**Task to carry out**
Please repeat all of the listing exactly.

**Records**

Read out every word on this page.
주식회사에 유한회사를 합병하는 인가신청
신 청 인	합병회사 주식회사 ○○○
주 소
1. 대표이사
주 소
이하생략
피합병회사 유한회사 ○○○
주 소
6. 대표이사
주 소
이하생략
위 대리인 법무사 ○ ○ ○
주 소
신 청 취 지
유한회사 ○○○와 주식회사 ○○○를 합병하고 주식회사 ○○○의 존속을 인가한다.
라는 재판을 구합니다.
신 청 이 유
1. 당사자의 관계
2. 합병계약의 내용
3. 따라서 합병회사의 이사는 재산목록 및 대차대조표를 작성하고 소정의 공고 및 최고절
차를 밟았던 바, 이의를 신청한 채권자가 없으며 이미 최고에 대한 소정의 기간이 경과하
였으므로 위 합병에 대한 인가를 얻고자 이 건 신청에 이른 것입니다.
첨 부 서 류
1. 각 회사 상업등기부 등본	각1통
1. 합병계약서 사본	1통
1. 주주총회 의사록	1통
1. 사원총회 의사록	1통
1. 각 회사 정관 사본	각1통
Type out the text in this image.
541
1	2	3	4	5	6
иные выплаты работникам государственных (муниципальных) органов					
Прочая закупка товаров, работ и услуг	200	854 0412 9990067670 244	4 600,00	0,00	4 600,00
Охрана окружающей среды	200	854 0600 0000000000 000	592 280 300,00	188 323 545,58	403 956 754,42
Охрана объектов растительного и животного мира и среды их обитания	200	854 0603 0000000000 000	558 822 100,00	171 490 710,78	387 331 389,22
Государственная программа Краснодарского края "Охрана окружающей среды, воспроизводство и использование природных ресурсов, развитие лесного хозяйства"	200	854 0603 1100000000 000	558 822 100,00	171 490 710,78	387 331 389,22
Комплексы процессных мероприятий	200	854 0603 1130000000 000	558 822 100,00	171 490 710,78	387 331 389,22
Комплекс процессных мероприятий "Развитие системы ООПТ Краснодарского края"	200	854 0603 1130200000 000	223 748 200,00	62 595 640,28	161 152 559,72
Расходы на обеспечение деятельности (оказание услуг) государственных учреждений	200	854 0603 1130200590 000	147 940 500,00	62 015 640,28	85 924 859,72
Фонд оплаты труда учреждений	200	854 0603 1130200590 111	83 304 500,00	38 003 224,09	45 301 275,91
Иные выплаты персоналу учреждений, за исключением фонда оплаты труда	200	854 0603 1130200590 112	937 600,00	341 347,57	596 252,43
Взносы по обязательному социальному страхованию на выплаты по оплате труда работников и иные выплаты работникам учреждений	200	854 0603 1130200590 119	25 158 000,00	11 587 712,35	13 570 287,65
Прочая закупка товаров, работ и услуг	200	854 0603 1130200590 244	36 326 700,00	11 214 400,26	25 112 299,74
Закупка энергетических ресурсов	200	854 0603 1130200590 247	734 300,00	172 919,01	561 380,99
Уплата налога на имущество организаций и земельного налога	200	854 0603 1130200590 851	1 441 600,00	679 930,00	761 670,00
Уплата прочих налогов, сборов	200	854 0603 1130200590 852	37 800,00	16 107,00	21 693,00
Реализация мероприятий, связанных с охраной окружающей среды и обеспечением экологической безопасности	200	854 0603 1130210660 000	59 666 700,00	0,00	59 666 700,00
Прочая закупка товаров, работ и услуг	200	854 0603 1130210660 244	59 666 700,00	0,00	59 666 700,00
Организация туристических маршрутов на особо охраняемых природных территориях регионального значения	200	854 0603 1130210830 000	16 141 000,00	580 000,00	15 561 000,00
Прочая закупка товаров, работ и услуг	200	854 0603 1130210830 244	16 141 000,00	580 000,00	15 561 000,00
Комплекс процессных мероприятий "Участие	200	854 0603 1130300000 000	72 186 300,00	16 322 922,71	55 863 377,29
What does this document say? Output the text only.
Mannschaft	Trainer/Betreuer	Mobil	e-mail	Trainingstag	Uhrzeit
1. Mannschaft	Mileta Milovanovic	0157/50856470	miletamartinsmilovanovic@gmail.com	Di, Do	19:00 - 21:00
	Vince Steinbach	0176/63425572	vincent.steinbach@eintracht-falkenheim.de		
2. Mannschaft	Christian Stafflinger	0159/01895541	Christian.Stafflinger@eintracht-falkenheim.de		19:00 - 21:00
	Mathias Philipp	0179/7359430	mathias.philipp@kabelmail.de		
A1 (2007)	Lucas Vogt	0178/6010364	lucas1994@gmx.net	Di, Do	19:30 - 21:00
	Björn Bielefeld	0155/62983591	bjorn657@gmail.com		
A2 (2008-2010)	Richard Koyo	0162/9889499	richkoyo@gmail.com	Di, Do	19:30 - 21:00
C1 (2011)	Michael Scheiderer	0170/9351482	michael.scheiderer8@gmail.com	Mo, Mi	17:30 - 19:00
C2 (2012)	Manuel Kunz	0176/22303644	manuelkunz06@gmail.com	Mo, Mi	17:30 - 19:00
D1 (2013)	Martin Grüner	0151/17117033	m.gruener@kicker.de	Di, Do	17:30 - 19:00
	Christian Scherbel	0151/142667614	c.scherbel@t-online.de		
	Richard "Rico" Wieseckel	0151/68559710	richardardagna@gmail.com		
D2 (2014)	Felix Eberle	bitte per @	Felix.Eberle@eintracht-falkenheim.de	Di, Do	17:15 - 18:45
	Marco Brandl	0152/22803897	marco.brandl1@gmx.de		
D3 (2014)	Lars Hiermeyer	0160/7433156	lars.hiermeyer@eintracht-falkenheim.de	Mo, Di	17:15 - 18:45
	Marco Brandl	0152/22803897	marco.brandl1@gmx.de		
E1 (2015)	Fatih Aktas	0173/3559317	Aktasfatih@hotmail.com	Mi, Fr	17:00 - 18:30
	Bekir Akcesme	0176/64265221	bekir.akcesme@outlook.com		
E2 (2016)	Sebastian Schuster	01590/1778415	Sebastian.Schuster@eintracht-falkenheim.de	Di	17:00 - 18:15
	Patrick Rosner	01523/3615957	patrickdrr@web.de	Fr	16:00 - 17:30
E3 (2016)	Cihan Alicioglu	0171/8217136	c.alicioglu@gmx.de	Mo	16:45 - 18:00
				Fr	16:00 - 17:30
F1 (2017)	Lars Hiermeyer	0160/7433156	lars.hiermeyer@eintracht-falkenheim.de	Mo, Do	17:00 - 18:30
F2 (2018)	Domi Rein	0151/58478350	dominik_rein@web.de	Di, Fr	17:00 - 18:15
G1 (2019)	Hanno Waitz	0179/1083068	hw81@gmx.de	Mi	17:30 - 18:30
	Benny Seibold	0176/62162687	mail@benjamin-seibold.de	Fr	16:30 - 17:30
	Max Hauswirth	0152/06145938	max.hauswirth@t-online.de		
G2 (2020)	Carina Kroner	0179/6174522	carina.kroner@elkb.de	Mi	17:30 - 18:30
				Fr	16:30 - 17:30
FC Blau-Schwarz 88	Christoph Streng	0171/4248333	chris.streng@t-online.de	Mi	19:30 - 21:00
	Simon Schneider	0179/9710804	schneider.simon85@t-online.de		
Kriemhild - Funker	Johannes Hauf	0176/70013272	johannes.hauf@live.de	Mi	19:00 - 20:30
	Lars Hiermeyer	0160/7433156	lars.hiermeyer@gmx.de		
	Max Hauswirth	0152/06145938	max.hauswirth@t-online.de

**Written reply**
Read out every word on this page.
주식회사에 유한회사를 합병하는 인가신청
신 청 인	합병회사 주식회사 ○○○
주 소
1. 대표이사
주 소
이하생략
피합병회사 유한회사 ○○○
주 소
6. 대표이사
주 소
이하생략
위 대리인 법무사 ○ ○ ○
주 소
신 청 취 지
유한회사 ○○○와 주식회사 ○○○를 합병하고 주식회사 ○○○의 존속을 인가한다.
라는 재판을 구합니다.
신 청 이 유
1. 당사자의 관계
2. 합병계약의 내용
3. 따라서 합병회사의 이사는 재산목록 및 대차대조표를 작성하고 소정의 공고 및 최고절
차를 밟았던 바, 이의를 신청한 채권자가 없으며 이미 최고에 대한 소정의 기간이 경과하
였으므로 위 합병에 대한 인가를 얻고자 이 건 신청에 이른 것입니다.
첨 부 서 류
1. 각 회사 상업등기부 등본	각1통
1. 합병계약서 사본	1통
1. 주주총회 의사록	1통
1. 사원총회 의사록	1통
1. 각 회사 정관 사본	각1통
Type out the text in this image.
541
1	2	3	4	5	6
иные выплаты работникам государственных (муниципальных) органов					
Прочая закупка товаров, работ и услуг	200	854 0412 9990067670 244	4 600,00	0,00	4 600,00
Охрана окружающей среды	200	854 0600 0000000000 000	592 280 300,00	188 323 545,58	403 956 754,42
Охрана объектов растительного и животного мира и среды их обитания	200	854 0603 0000000000 000	558 822 100,00	171 490 710,78	387 331 389,22
Государственная программа Краснодарского края "Охрана окружающей среды, воспроизводство и использование природных ресурсов, развитие лесного хозяйства"	200	854 0603 1100000000 000	558 822 100,00	171 490 710,78	387 331 389,22
Комплексы процессных мероприятий	200	854 0603 1130000000 000	558 822 100,00	171 490 710,78	387 331 389,22
Комплекс процессных мероприятий "Развитие системы ООПТ Краснодарского края"	200	854 0603 1130200000 000	223 748 200,00	62 595 640,28	161 152 559,72
Расходы на обеспечение деятельности (оказание услуг) государственных учреждений	200	854 0603 1130200590 000	147 940 500,00	62 015 640,28	85 924 859,72
Фонд оплаты труда учреждений	200	854 0603 1130200590 111	83 304 500,00	38 003 224,09	45 301 275,91
Иные выплаты персоналу учреждений, за исключением фонда оплаты труда	200	854 0603 1130200590 112	937 600,00	341 347,57	596 252,43
Взносы по обязательному социальному страхованию на выплаты по оплате труда работников и иные выплаты работникам учреждений	200	854 0603 1130200590 119	25 158 000,00	11 587 712,35	13 570 287,65
Прочая закупка товаров, работ и услуг	200	854 0603 1130200590 244	36 326 700,00	11 214 400,26	25 112 299,74
Закупка энергетических ресурсов	200	854 0603 1130200590 247	734 300,00	172 919,01	561 380,99
Уплата налога на имущество организаций и земельного налога	200	854 0603 1130200590 851	1 441 600,00	679 930,00	761 670,00
Уплата прочих налогов, сборов	200	854 0603 1130200590 852	37 800,00	16 107,00	21 693,00
Реализация мероприятий, связанных с охраной окружающей среды и обеспечением экологической безопасности	200	854 0603 1130210660 000	59 666 700,00	0,00	59 666 700,00
Прочая закупка товаров, работ и услуг	200	854 0603 1130210660 244	59 666 700,00	0,00	59 666 700,00
Организация туристических маршрутов на особо охраняемых природных территориях регионального значения	200	854 0603 1130210830 000	16 141 000,00	580 000,00	15 561 000,00
Прочая закупка товаров, работ и услуг	200	854 0603 1130210830 244	16 141 000,00	580 000,00	15 561 000,00
Комплекс процессных мероприятий "Участие	200	854 0603 1130300000 000	72 186 300,00	16 322 922,71	55 863 377,29
What does this document say? Output the text only.
Mannschaft	Trainer/Betreuer	Mobil	e-mail	Trainingstag	Uhrzeit
1. Mannschaft	Mileta Milovanovic	0157/50856470	miletamartinsmilovanovic@gmail.com	Di, Do	19:00 - 21:00
	Vince Steinbach	0176/63425572	vincent.steinbach@eintracht-falkenheim.de		
2. Mannschaft	Christian Stafflinger	0159/01895541	Christian.Stafflinger@eintracht-falkenheim.de		19:00 - 21:00
	Mathias Philipp	0179/7359430	mathias.philipp@kabelmail.de		
A1 (2007)	Lucas Vogt	0178/6010364	lucas1994@gmx.net	Di, Do	19:30 - 21:00
	Björn Bielefeld	0155/62983591	bjorn657@gmail.com		
A2 (2008-2010)	Richard Koyo	0162/9889499	richkoyo@gmail.com	Di, Do	19:30 - 21:00
C1 (2011)	Michael Scheiderer	0170/9351482	michael.scheiderer8@gmail.com	Mo, Mi	17:30 - 19:00
C2 (2012)	Manuel Kunz	0176/22303644	manuelkunz06@gmail.com	Mo, Mi	17:30 - 19:00
D1 (2013)	Martin Grüner	0151/17117033	m.gruener@kicker.de	Di, Do	17:30 - 19:00
	Christian Scherbel	0151/142667614	c.scherbel@t-online.de		
	Richard "Rico" Wieseckel	0151/68559710	richardardagna@gmail.com		
D2 (2014)	Felix Eberle	bitte per @	Felix.Eberle@eintracht-falkenheim.de	Di, Do	17:15 - 18:45
	Marco Brandl	0152/22803897	marco.brandl1@gmx.de		
D3 (2014)	Lars Hiermeyer	0160/7433156	lars.hiermeyer@eintracht-falkenheim.de	Mo, Di	17:15 - 18:45
	Marco Brandl	0152/22803897	marco.brandl1@gmx.de		
E1 (2015)	Fatih Aktas	0173/3559317	Aktasfatih@hotmail.com	Mi, Fr	17:00 - 18:30
	Bekir Akcesme	0176/64265221	bekir.akcesme@outlook.com		
E2 (2016)	Sebastian Schuster	01590/1778415	Sebastian.Schuster@eintracht-falkenheim.de	Di	17:00 - 18:15
	Patrick Rosner	01523/3615957	patrickdrr@web.de	Fr	16:00 - 17:30
E3 (2016)	Cihan Alicioglu	0171/8217136	c.alicioglu@gmx.de	Mo	16:45 - 18:00
				Fr	16:00 - 17:30
F1 (2017)	Lars Hiermeyer	0160/7433156	lars.hiermeyer@eintracht-falkenheim.de	Mo, Do	17:00 - 18:30
F2 (2018)	Domi Rein	0151/58478350	dominik_rein@web.de	Di, Fr	17:00 - 18:15
G1 (2019)	Hanno Waitz	0179/1083068	hw81@gmx.de	Mi	17:30 - 18:30
	Benny Seibold	0176/62162687	mail@benjamin-seibold.de	Fr	16:30 - 17:30
	Max Hauswirth	0152/06145938	max.hauswirth@t-online.de		
G2 (2020)	Carina Kroner	0179/6174522	carina.kroner@elkb.de	Mi	17:30 - 18:30
				Fr	16:30 - 17:30
FC Blau-Schwarz 88	Christoph Streng	0171/4248333	chris.streng@t-online.de	Mi	19:30 - 21:00
	Simon Schneider	0179/9710804	schneider.simon85@t-online.de		
Kriemhild - Funker	Johannes Hauf	0176/70013272	johannes.hauf@live.de	Mi	19:00 - 20:30
	Lars Hiermeyer	0160/7433156	lars.hiermeyer@gmx.de		
	Max Hauswirth	0152/06145938	max.hauswirth@t-online.de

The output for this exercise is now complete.